# Your task
Can you rewrite the entries starting with the line with "630, 466, 649]" and going on through the line with "394, 412, 404]", replacing "data-point-series-1" with "marker-series-1" and leaving everything else unchanged?

# Task material
--- start ---

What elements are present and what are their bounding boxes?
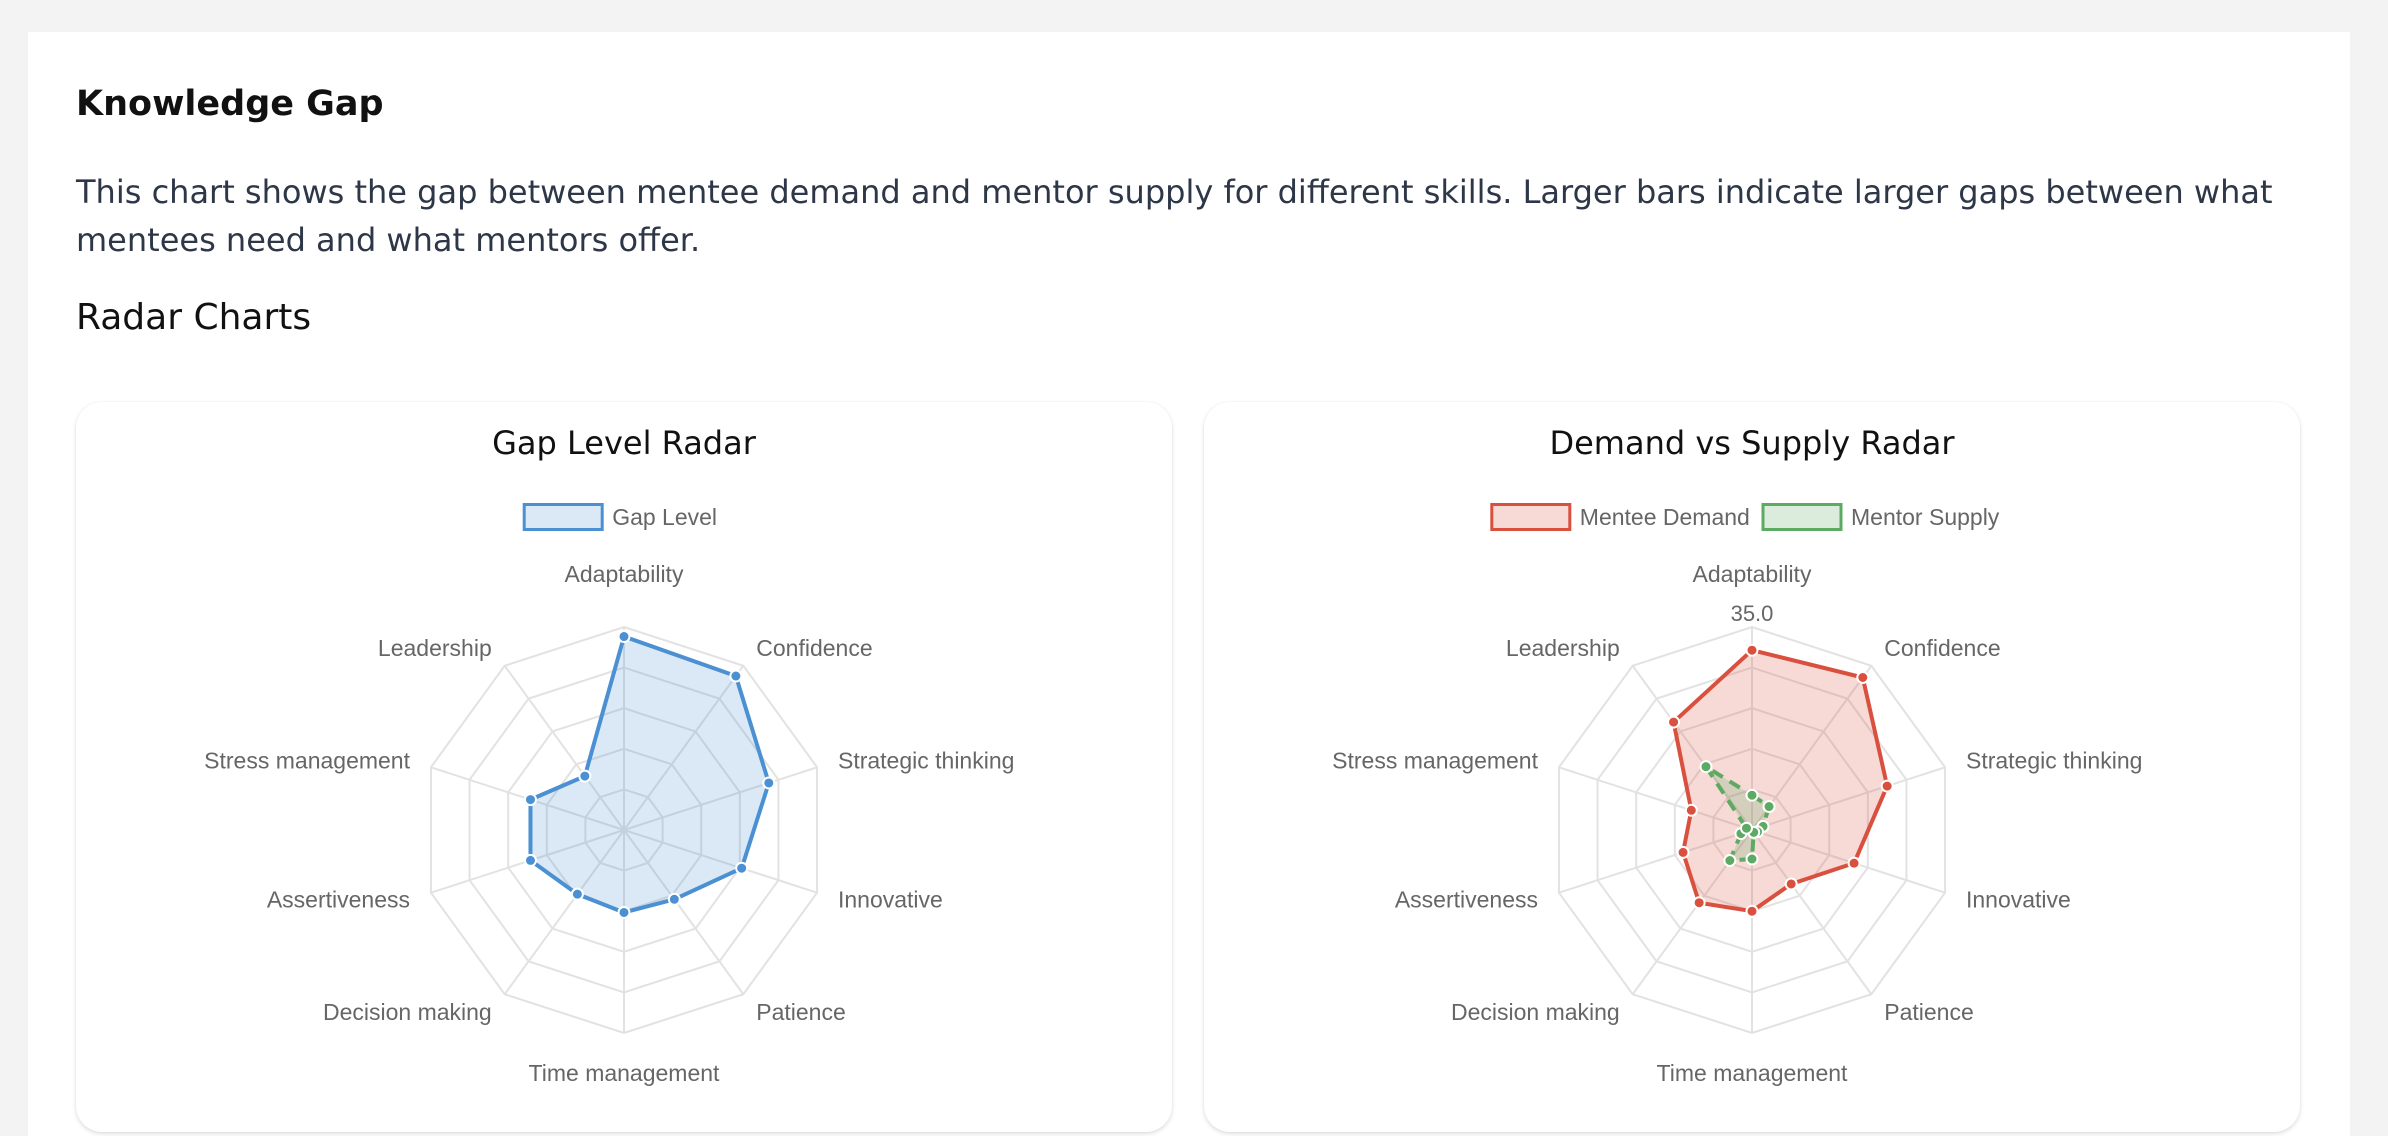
data-point-stress-management[interactable] (523, 793, 537, 807)
gap-level-radar-panel: Gap Level Radar Gap Level Adaptability Conf… (76, 402, 1172, 1132)
data-point-time-management[interactable] (617, 905, 631, 919)
data-point-decision-making[interactable] (1723, 853, 1737, 867)
grid-spoke (623, 829, 818, 894)
axis-label-stress-management: Stress management (1332, 747, 1538, 773)
radar-grid (1557, 625, 1947, 1035)
chart-title: Gap Level Radar (492, 424, 757, 462)
legend-item-gap-level[interactable]: Gap Level (522, 503, 717, 531)
grid-spoke (503, 829, 625, 995)
data-point-adaptability[interactable] (1745, 643, 1759, 657)
axis-labels: Adaptability Confidence Strategic thinking… (1332, 561, 2142, 1086)
axis-label-confidence: Confidence (756, 635, 872, 661)
axis-label-assertiveness: Assertiveness (1395, 887, 1538, 913)
chart-legend: Mentee Demand Mentor Supply (1490, 503, 2000, 531)
legend-swatch (1490, 503, 1572, 531)
axis-labels: Adaptability Confidence Strategic thinking… (204, 561, 1014, 1086)
axis-label-patience: Patience (1884, 999, 1974, 1025)
axis-label-leadership: Leadership (1506, 635, 1620, 661)
axis-label-confidence: Confidence (1884, 635, 2000, 661)
data-point-leadership[interactable] (1699, 760, 1713, 774)
axis-label-adaptability: Adaptability (1693, 561, 1812, 587)
data-point-assertiveness[interactable] (1676, 845, 1690, 859)
data-point-confidence[interactable] (1856, 671, 1870, 685)
data-point-confidence[interactable] (729, 669, 743, 683)
legend-label: Mentee Demand (1580, 504, 1750, 530)
legend-item-mentor-supply[interactable]: Mentor Supply (1761, 503, 2000, 531)
data-point-innovative[interactable] (735, 861, 749, 875)
series-gap-level (523, 630, 776, 919)
data-point-innovative[interactable] (1847, 856, 1861, 870)
data-point-patience[interactable] (667, 892, 681, 906)
series-area (1671, 648, 1890, 914)
section-title: Knowledge Gap (76, 84, 384, 124)
tick-label: 35.0 (1731, 601, 1774, 626)
data-point-leadership[interactable] (578, 769, 592, 783)
axis-label-decision-making: Decision making (323, 999, 492, 1025)
grid-spoke (623, 829, 745, 995)
grid-spoke (1558, 766, 1753, 831)
knowledge-gap-card: Knowledge Gap This chart shows the gap b… (28, 32, 2350, 1136)
legend-swatch (1761, 503, 1843, 531)
chart-title: Demand vs Supply Radar (1549, 424, 1955, 462)
demand-supply-radar-chart: Demand vs Supply Radar Mentee Demand Mento… (1332, 424, 2142, 1086)
legend-item-mentee-demand[interactable]: Mentee Demand (1490, 503, 1750, 531)
grid-spoke (1558, 829, 1753, 894)
gap-level-radar-chart: Gap Level Radar Gap Level Adaptability Conf… (204, 424, 1014, 1086)
series-mentee-demand (1667, 643, 1894, 918)
data-point-strategic-thinking[interactable] (762, 776, 776, 790)
legend-label: Gap Level (612, 504, 717, 530)
data-point-time-management[interactable] (1745, 904, 1759, 918)
grid-spoke (623, 665, 745, 831)
data-point-stress-management[interactable] (1739, 821, 1753, 835)
grid-spoke (623, 766, 818, 831)
grid-spoke (1751, 829, 1873, 995)
data-point-adaptability[interactable] (617, 630, 631, 644)
axis-label-time-management: Time management (1657, 1060, 1849, 1086)
data-point-confidence[interactable] (1762, 800, 1776, 814)
axis-label-strategic-thinking: Strategic thinking (838, 747, 1014, 773)
axis-label-decision-making: Decision making (1451, 999, 1620, 1025)
section-description: This chart shows the gap between mentee … (76, 173, 2273, 259)
data-point-decision-making[interactable] (1692, 896, 1706, 910)
axis-label-patience: Patience (756, 999, 846, 1025)
demand-supply-radar-panel: Demand vs Supply Radar Mentee Demand Mento… (1204, 402, 2300, 1132)
grid-spoke (503, 665, 625, 831)
data-point-adaptability[interactable] (1745, 788, 1759, 802)
data-point-decision-making[interactable] (570, 887, 584, 901)
section-subtitle: Radar Charts (76, 297, 312, 338)
data-point-patience[interactable] (1784, 877, 1798, 891)
axis-label-innovative: Innovative (1966, 887, 2071, 913)
grid-spoke (1631, 665, 1753, 831)
axis-label-strategic-thinking: Strategic thinking (1966, 747, 2142, 773)
data-point-assertiveness[interactable] (523, 853, 537, 867)
data-point-strategic-thinking[interactable] (1880, 779, 1894, 793)
grid-spoke (1751, 766, 1946, 831)
axis-label-leadership: Leadership (378, 635, 492, 661)
data-point-time-management[interactable] (1745, 852, 1759, 866)
axis-label-innovative: Innovative (838, 887, 943, 913)
chart-legend: Gap Level (522, 503, 717, 531)
axis-label-time-management: Time management (529, 1060, 721, 1086)
axis-label-adaptability: Adaptability (565, 561, 684, 587)
series-mentor-supply (1699, 760, 1776, 867)
axis-label-stress-management: Stress management (204, 747, 410, 773)
data-point-stress-management[interactable] (1684, 803, 1698, 817)
axis-label-assertiveness: Assertiveness (267, 887, 410, 913)
data-point-leadership[interactable] (1667, 715, 1681, 729)
legend-label: Mentor Supply (1851, 504, 2000, 530)
legend-swatch (522, 503, 604, 531)
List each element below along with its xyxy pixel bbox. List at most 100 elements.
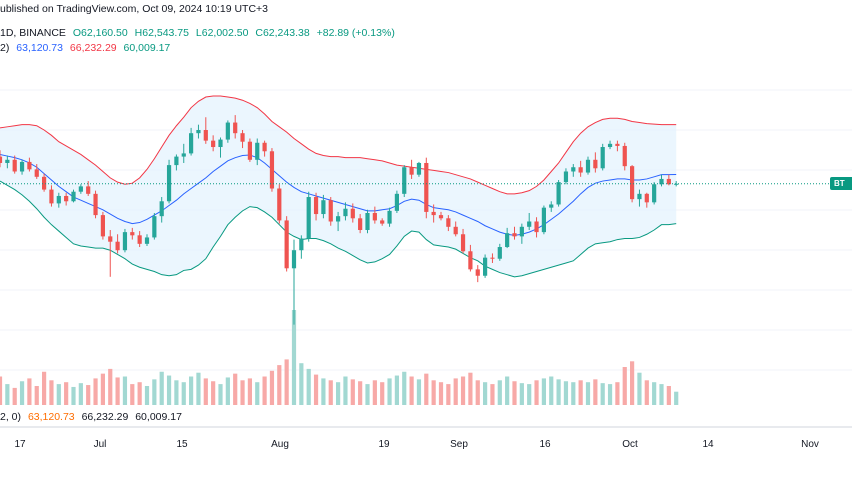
candle [402, 165, 407, 198]
candle [615, 140, 620, 152]
volume-bar [512, 381, 517, 405]
candle [27, 157, 32, 172]
candle-body [593, 159, 598, 169]
candle-body [460, 234, 466, 252]
volume-bar [571, 382, 576, 405]
candle-body [519, 226, 524, 237]
volume-bar [549, 376, 554, 405]
candle [600, 143, 605, 171]
candle [108, 230, 113, 277]
candle-body [277, 188, 282, 221]
candle [211, 135, 216, 152]
candle [365, 209, 370, 234]
candle [269, 148, 275, 192]
candle-body [240, 133, 245, 142]
candle [424, 157, 429, 219]
candle-body [306, 197, 311, 239]
candle [233, 115, 238, 139]
candle [336, 211, 341, 232]
candle-body [78, 186, 83, 192]
volume-bar [12, 387, 17, 405]
candle [159, 197, 164, 223]
candle-body [64, 195, 69, 202]
volume-bar [365, 384, 370, 405]
time-tick-label: Nov [801, 439, 819, 450]
candle-body [600, 147, 605, 169]
candle [387, 207, 392, 227]
candle-body [630, 166, 635, 200]
candle [203, 117, 208, 144]
time-tick-label: 17 [14, 439, 26, 450]
candle [652, 182, 657, 205]
volume-bar [49, 380, 54, 405]
volume-bar [446, 384, 451, 405]
candle [196, 124, 201, 139]
candle-body [490, 257, 495, 259]
candle-body [512, 233, 517, 237]
candle-body [255, 142, 260, 160]
candle-body [534, 221, 539, 233]
volume-bar [527, 384, 532, 405]
candle [607, 140, 613, 150]
candle [358, 214, 363, 234]
candle-body [541, 207, 546, 233]
candle-body [196, 130, 201, 134]
candle [313, 192, 319, 221]
candle-body [453, 226, 458, 235]
candle [115, 234, 120, 254]
candle-body [233, 122, 238, 134]
volume-bar [475, 380, 480, 405]
volume-bar [64, 382, 69, 405]
candle-body [313, 197, 319, 215]
candle [578, 160, 583, 177]
candle-body [644, 193, 649, 203]
candle-body [571, 167, 576, 172]
volume-bar [431, 380, 436, 405]
candle [71, 189, 76, 203]
volume-bar [5, 384, 10, 405]
candle-body [652, 184, 657, 203]
volume-bar [93, 378, 98, 405]
candle [519, 223, 524, 244]
time-axis: 17 Jul 15 Aug 19 Sep 16 Oct 14 Nov [14, 439, 818, 450]
candle-body [416, 162, 422, 175]
candle-body [380, 220, 385, 224]
volume-bar [144, 386, 150, 405]
volume-bar [343, 376, 348, 405]
candle [42, 173, 47, 192]
candle-body [659, 178, 664, 185]
candle [372, 206, 377, 224]
candle [277, 184, 282, 224]
candle-body [350, 208, 355, 219]
candle [19, 159, 25, 175]
volume-bar [593, 379, 598, 405]
candles [0, 115, 679, 325]
candle-body [336, 216, 341, 222]
volume-bar [71, 386, 76, 405]
candle-body [49, 189, 54, 204]
candle-body [159, 201, 164, 217]
volume-bar [78, 383, 83, 405]
volume-bar [674, 391, 679, 405]
candle-body [284, 220, 289, 269]
candle-body [527, 221, 532, 227]
volume-bar [247, 378, 252, 405]
candle-body [42, 176, 47, 190]
candle-body [130, 232, 135, 236]
candle [225, 120, 230, 143]
candle-body [174, 156, 179, 166]
volume-bar [630, 361, 635, 405]
candle-body [93, 193, 98, 216]
bb-legend[interactable]: 2) 63,120.73 66,232.29 60,009.17 [0, 42, 174, 54]
volume-bar [453, 378, 458, 405]
candle-body [27, 161, 32, 170]
volume-bar [519, 383, 524, 405]
volume-legend[interactable]: 2, 0) 63,120.73 66,232.29 60,009.17 [0, 411, 186, 423]
candle-body [563, 171, 569, 183]
candle-body [505, 233, 510, 248]
volume-bar [122, 376, 128, 405]
candle [64, 192, 69, 206]
candle-body [203, 130, 208, 141]
candle [56, 192, 61, 208]
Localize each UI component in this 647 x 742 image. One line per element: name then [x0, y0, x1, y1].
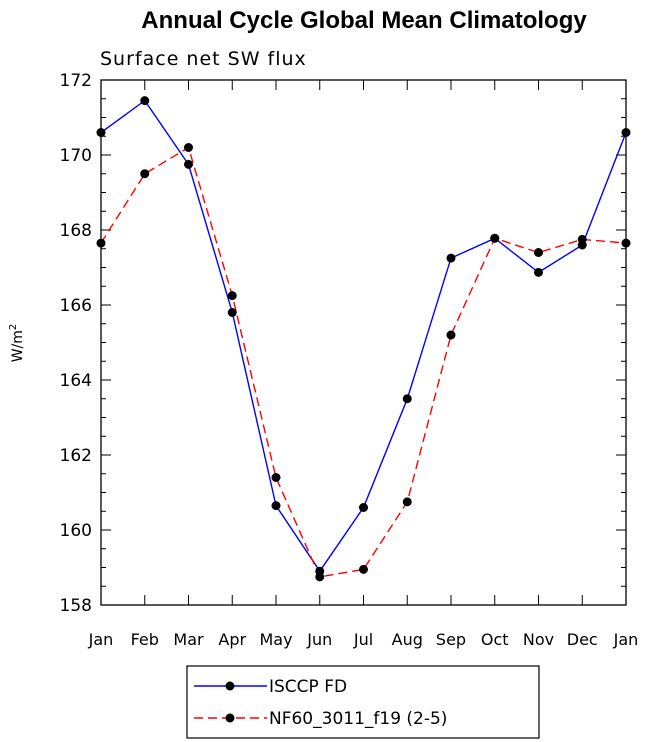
x-tick-label: Sep	[436, 630, 466, 649]
legend-label-1: NF60_3011_f19 (2-5)	[269, 709, 447, 729]
legend-marker-1	[225, 713, 235, 723]
data-point-series-0	[446, 253, 456, 263]
plot-frame	[100, 79, 627, 606]
data-point-series-0	[140, 96, 150, 106]
y-tick-label: 168	[60, 221, 92, 241]
y-axis-label-unit: W/m	[10, 330, 26, 362]
series-points	[96, 96, 631, 582]
data-point-series-1	[184, 143, 193, 152]
x-tick-label: Jun	[306, 630, 332, 649]
x-tick-label: Jan	[613, 630, 639, 649]
data-point-series-1	[446, 330, 456, 340]
x-tick-label: Nov	[523, 630, 554, 649]
data-point-series-1	[315, 572, 325, 582]
y-tick-label: 162	[60, 446, 92, 466]
axis-ticks	[100, 79, 627, 606]
data-point-series-0	[227, 308, 237, 317]
data-point-series-1	[140, 169, 150, 179]
y-axis-label-superscript: 2	[8, 324, 19, 330]
x-tick-label: Oct	[481, 630, 509, 649]
y-tick-label: 158	[60, 596, 92, 616]
y-axis-label: W/m2	[8, 324, 26, 363]
series-line-1	[100, 146, 627, 578]
y-tick-label: 166	[60, 296, 92, 316]
legend-box	[186, 665, 540, 739]
data-point-series-1	[577, 234, 587, 244]
x-tick-label: May	[259, 630, 292, 649]
data-point-series-1	[534, 248, 543, 257]
y-tick-label: 164	[60, 371, 92, 391]
y-tick-label: 160	[60, 521, 92, 541]
x-tick-labels: Jan Feb Mar Apr May Jun Jul Aug Sep Oct Nov Dec Jan	[88, 630, 639, 649]
legend-marker-0	[225, 681, 235, 691]
x-tick-label: Dec	[567, 630, 598, 649]
legend: ISCCP FD NF60_3011_f19 (2-5)	[186, 665, 540, 739]
data-point-series-0	[534, 267, 543, 277]
data-point-series-1	[490, 233, 500, 243]
x-tick-label: Mar	[173, 630, 204, 649]
y-tick-labels: 158 160 162 164 166 168 170 172	[60, 71, 92, 616]
data-point-series-1	[402, 497, 412, 507]
x-tick-label: Feb	[131, 630, 159, 649]
x-tick-label: Aug	[392, 630, 423, 649]
data-point-series-0	[402, 394, 412, 404]
data-point-series-0	[184, 159, 193, 169]
chart-subtitle: Surface net SW flux	[100, 48, 307, 70]
data-point-series-1	[359, 564, 368, 574]
data-point-series-0	[359, 503, 368, 512]
data-point-series-0	[271, 501, 281, 511]
data-point-series-1	[227, 291, 237, 301]
legend-label-0: ISCCP FD	[269, 677, 347, 697]
x-tick-label: Jul	[353, 630, 373, 649]
x-tick-label: Apr	[218, 630, 246, 649]
data-point-series-1	[271, 473, 281, 482]
chart-title: Annual Cycle Global Mean Climatology	[141, 7, 587, 34]
y-tick-label: 170	[60, 146, 92, 166]
y-tick-label: 172	[60, 71, 92, 91]
x-tick-label: Jan	[88, 630, 114, 649]
series-line-0	[100, 99, 627, 573]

--- end ---

# Full solution
x-tick-label: Sep	[436, 630, 466, 649]
legend-label-1: NF60_3011_f19 (2-5)	[269, 709, 447, 729]
legend-marker-1	[225, 713, 235, 723]
data-point-series-0	[446, 253, 456, 263]
plot-frame	[100, 79, 627, 606]
data-point-series-0	[140, 96, 150, 106]
y-tick-label: 168	[60, 221, 92, 241]
y-axis-label-unit: W/m	[10, 330, 26, 362]
series-points	[96, 96, 631, 582]
marker-series-1	[184, 143, 193, 152]
x-tick-label: Jun	[306, 630, 332, 649]
x-tick-label: Jan	[613, 630, 639, 649]
marker-series-1	[446, 330, 456, 340]
x-tick-label: Nov	[523, 630, 554, 649]
marker-series-1	[315, 572, 325, 582]
y-tick-label: 162	[60, 446, 92, 466]
axis-ticks	[100, 79, 627, 606]
data-point-series-0	[227, 308, 237, 317]
marker-series-1	[140, 169, 150, 179]
y-axis-label-superscript: 2	[8, 324, 19, 330]
x-tick-label: Oct	[481, 630, 509, 649]
y-tick-label: 158	[60, 596, 92, 616]
y-axis-label: W/m2	[8, 324, 26, 363]
series-line-1	[100, 146, 627, 578]
y-tick-label: 166	[60, 296, 92, 316]
legend-box	[186, 665, 540, 739]
marker-series-1	[577, 234, 587, 244]
x-tick-label: May	[259, 630, 292, 649]
marker-series-1	[534, 248, 543, 257]
y-tick-label: 164	[60, 371, 92, 391]
y-tick-label: 160	[60, 521, 92, 541]
x-tick-labels: Jan Feb Mar Apr May Jun Jul Aug Sep Oct Nov Dec Jan	[88, 630, 639, 649]
legend-marker-0	[225, 681, 235, 691]
x-tick-label: Dec	[567, 630, 598, 649]
legend: ISCCP FD NF60_3011_f19 (2-5)	[186, 665, 540, 739]
data-point-series-0	[534, 267, 543, 277]
marker-series-1	[490, 233, 500, 243]
x-tick-label: Mar	[173, 630, 204, 649]
y-tick-labels: 158 160 162 164 166 168 170 172	[60, 71, 92, 616]
marker-series-1	[402, 497, 412, 507]
x-tick-label: Feb	[131, 630, 159, 649]
x-tick-label: Aug	[392, 630, 423, 649]
data-point-series-0	[402, 394, 412, 404]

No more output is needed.